__Problem requirements__: Go through the material below and copy all lines with "time".

---- Material to process

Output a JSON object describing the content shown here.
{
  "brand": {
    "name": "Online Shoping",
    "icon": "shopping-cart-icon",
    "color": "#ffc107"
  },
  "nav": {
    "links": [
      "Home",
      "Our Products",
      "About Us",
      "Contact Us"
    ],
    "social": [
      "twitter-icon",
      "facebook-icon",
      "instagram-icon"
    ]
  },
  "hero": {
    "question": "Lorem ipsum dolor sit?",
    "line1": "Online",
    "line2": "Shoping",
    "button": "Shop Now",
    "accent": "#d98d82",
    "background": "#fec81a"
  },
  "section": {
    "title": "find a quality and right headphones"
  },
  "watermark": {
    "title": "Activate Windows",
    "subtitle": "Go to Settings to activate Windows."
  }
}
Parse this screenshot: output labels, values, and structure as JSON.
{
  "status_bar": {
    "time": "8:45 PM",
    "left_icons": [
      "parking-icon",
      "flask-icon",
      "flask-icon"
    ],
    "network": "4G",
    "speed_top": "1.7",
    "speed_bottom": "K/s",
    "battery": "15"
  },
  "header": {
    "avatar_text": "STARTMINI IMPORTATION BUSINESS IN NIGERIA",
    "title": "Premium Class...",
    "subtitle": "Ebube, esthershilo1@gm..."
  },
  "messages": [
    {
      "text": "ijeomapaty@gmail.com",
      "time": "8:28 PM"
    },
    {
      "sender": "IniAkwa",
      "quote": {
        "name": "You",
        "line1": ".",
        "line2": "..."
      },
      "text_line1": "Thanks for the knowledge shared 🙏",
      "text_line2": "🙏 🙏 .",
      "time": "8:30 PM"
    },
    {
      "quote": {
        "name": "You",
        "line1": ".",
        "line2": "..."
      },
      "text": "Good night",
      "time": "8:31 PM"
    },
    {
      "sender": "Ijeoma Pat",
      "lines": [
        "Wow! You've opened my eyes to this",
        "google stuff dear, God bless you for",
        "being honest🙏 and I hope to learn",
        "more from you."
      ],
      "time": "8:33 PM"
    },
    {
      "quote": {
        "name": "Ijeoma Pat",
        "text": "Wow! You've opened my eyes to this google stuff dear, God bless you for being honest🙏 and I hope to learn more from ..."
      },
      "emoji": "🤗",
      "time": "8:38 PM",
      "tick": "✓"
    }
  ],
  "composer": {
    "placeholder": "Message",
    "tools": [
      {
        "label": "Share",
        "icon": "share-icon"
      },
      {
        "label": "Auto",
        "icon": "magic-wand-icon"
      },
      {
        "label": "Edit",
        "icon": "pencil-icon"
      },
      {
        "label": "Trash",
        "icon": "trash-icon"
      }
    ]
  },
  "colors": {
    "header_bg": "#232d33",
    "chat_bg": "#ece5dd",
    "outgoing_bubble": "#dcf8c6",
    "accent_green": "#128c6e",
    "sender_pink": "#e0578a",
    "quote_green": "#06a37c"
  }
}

--------

__Result__:
    "time": "8:45 PM",
      "time": "8:28 PM"
      "time": "8:30 PM"
      "time": "8:31 PM"
      "time": "8:33 PM"
      "time": "8:38 PM",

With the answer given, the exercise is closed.